--- begin ---

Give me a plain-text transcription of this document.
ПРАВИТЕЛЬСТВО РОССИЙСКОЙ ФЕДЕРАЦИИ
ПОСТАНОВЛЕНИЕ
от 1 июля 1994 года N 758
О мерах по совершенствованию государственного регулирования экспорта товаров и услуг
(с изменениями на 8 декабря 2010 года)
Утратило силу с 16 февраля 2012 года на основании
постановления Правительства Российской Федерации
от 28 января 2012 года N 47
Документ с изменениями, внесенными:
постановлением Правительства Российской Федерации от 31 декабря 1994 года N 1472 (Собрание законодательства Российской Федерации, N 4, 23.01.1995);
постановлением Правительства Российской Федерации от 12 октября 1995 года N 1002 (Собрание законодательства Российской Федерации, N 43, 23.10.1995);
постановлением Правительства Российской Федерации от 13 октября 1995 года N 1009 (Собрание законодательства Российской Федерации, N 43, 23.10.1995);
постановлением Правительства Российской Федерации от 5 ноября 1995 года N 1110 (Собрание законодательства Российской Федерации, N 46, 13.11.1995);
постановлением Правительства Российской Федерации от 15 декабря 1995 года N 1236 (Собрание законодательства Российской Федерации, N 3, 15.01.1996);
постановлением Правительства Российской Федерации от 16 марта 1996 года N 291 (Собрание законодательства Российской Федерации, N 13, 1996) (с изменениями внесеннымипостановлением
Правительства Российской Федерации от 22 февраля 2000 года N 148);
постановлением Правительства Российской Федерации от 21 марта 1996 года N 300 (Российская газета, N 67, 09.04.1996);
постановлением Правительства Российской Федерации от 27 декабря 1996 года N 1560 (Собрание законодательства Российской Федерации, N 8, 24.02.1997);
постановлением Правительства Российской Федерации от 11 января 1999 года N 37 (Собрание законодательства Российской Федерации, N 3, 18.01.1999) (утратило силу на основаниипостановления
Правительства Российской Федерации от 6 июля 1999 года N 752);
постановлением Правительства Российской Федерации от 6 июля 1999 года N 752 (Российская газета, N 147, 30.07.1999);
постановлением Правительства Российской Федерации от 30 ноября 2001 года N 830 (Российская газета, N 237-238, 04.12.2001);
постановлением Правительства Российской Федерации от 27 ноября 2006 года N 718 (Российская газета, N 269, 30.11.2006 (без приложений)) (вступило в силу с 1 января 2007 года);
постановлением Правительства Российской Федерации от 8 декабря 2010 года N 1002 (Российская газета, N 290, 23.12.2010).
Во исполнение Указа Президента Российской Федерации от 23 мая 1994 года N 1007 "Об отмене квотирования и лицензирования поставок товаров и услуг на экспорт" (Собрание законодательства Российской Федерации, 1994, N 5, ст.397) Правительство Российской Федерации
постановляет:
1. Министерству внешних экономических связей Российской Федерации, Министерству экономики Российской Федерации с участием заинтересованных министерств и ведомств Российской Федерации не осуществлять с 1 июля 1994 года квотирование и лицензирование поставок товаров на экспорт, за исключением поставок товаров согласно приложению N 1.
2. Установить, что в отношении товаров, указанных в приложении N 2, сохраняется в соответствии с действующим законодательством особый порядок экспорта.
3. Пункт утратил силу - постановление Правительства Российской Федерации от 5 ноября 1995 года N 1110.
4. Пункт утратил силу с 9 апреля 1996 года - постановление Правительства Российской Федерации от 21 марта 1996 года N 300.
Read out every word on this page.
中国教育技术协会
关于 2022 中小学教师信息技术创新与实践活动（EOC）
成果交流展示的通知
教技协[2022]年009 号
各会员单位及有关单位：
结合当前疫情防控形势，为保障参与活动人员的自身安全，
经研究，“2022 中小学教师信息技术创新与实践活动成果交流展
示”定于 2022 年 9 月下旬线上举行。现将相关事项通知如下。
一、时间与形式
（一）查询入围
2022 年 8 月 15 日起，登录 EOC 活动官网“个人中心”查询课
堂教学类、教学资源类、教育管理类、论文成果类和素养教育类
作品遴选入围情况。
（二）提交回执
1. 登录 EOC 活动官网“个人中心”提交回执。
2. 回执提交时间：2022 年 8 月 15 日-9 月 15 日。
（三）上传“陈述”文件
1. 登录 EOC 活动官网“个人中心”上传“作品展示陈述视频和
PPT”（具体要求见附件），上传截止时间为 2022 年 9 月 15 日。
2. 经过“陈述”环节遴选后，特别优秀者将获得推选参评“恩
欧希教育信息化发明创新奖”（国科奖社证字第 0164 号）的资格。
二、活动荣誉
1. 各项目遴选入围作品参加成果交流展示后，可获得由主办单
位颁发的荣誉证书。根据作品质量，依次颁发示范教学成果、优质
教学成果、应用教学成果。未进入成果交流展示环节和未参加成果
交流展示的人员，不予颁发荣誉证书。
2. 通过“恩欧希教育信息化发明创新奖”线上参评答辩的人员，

--- end ---

**Your goal:** Transcribe every record above exactly as it appears.

**The result:**
Give me a plain-text transcription of this document.
ПРАВИТЕЛЬСТВО РОССИЙСКОЙ ФЕДЕРАЦИИ
ПОСТАНОВЛЕНИЕ
от 1 июля 1994 года N 758
О мерах по совершенствованию государственного регулирования экспорта товаров и услуг
(с изменениями на 8 декабря 2010 года)
Утратило силу с 16 февраля 2012 года на основании
постановления Правительства Российской Федерации
от 28 января 2012 года N 47
Документ с изменениями, внесенными:
постановлением Правительства Российской Федерации от 31 декабря 1994 года N 1472 (Собрание законодательства Российской Федерации, N 4, 23.01.1995);
постановлением Правительства Российской Федерации от 12 октября 1995 года N 1002 (Собрание законодательства Российской Федерации, N 43, 23.10.1995);
постановлением Правительства Российской Федерации от 13 октября 1995 года N 1009 (Собрание законодательства Российской Федерации, N 43, 23.10.1995);
постановлением Правительства Российской Федерации от 5 ноября 1995 года N 1110 (Собрание законодательства Российской Федерации, N 46, 13.11.1995);
постановлением Правительства Российской Федерации от 15 декабря 1995 года N 1236 (Собрание законодательства Российской Федерации, N 3, 15.01.1996);
постановлением Правительства Российской Федерации от 16 марта 1996 года N 291 (Собрание законодательства Российской Федерации, N 13, 1996) (с изменениями внесеннымипостановлением
Правительства Российской Федерации от 22 февраля 2000 года N 148);
постановлением Правительства Российской Федерации от 21 марта 1996 года N 300 (Российская газета, N 67, 09.04.1996);
постановлением Правительства Российской Федерации от 27 декабря 1996 года N 1560 (Собрание законодательства Российской Федерации, N 8, 24.02.1997);
постановлением Правительства Российской Федерации от 11 января 1999 года N 37 (Собрание законодательства Российской Федерации, N 3, 18.01.1999) (утратило силу на основаниипостановления
Правительства Российской Федерации от 6 июля 1999 года N 752);
постановлением Правительства Российской Федерации от 6 июля 1999 года N 752 (Российская газета, N 147, 30.07.1999);
постановлением Правительства Российской Федерации от 30 ноября 2001 года N 830 (Российская газета, N 237-238, 04.12.2001);
постановлением Правительства Российской Федерации от 27 ноября 2006 года N 718 (Российская газета, N 269, 30.11.2006 (без приложений)) (вступило в силу с 1 января 2007 года);
постановлением Правительства Российской Федерации от 8 декабря 2010 года N 1002 (Российская газета, N 290, 23.12.2010).
Во исполнение Указа Президента Российской Федерации от 23 мая 1994 года N 1007 "Об отмене квотирования и лицензирования поставок товаров и услуг на экспорт" (Собрание законодательства Российской Федерации, 1994, N 5, ст.397) Правительство Российской Федерации
постановляет:
1. Министерству внешних экономических связей Российской Федерации, Министерству экономики Российской Федерации с участием заинтересованных министерств и ведомств Российской Федерации не осуществлять с 1 июля 1994 года квотирование и лицензирование поставок товаров на экспорт, за исключением поставок товаров согласно приложению N 1.
2. Установить, что в отношении товаров, указанных в приложении N 2, сохраняется в соответствии с действующим законодательством особый порядок экспорта.
3. Пункт утратил силу - постановление Правительства Российской Федерации от 5 ноября 1995 года N 1110.
4. Пункт утратил силу с 9 апреля 1996 года - постановление Правительства Российской Федерации от 21 марта 1996 года N 300.
Read out every word on this page.
中国教育技术协会
关于 2022 中小学教师信息技术创新与实践活动（EOC）
成果交流展示的通知
教技协[2022]年009 号
各会员单位及有关单位：
结合当前疫情防控形势，为保障参与活动人员的自身安全，
经研究，“2022 中小学教师信息技术创新与实践活动成果交流展
示”定于 2022 年 9 月下旬线上举行。现将相关事项通知如下。
一、时间与形式
（一）查询入围
2022 年 8 月 15 日起，登录 EOC 活动官网“个人中心”查询课
堂教学类、教学资源类、教育管理类、论文成果类和素养教育类
作品遴选入围情况。
（二）提交回执
1. 登录 EOC 活动官网“个人中心”提交回执。
2. 回执提交时间：2022 年 8 月 15 日-9 月 15 日。
（三）上传“陈述”文件
1. 登录 EOC 活动官网“个人中心”上传“作品展示陈述视频和
PPT”（具体要求见附件），上传截止时间为 2022 年 9 月 15 日。
2. 经过“陈述”环节遴选后，特别优秀者将获得推选参评“恩
欧希教育信息化发明创新奖”（国科奖社证字第 0164 号）的资格。
二、活动荣誉
1. 各项目遴选入围作品参加成果交流展示后，可获得由主办单
位颁发的荣誉证书。根据作品质量，依次颁发示范教学成果、优质
教学成果、应用教学成果。未进入成果交流展示环节和未参加成果
交流展示的人员，不予颁发荣誉证书。
2. 通过“恩欧希教育信息化发明创新奖”线上参评答辩的人员，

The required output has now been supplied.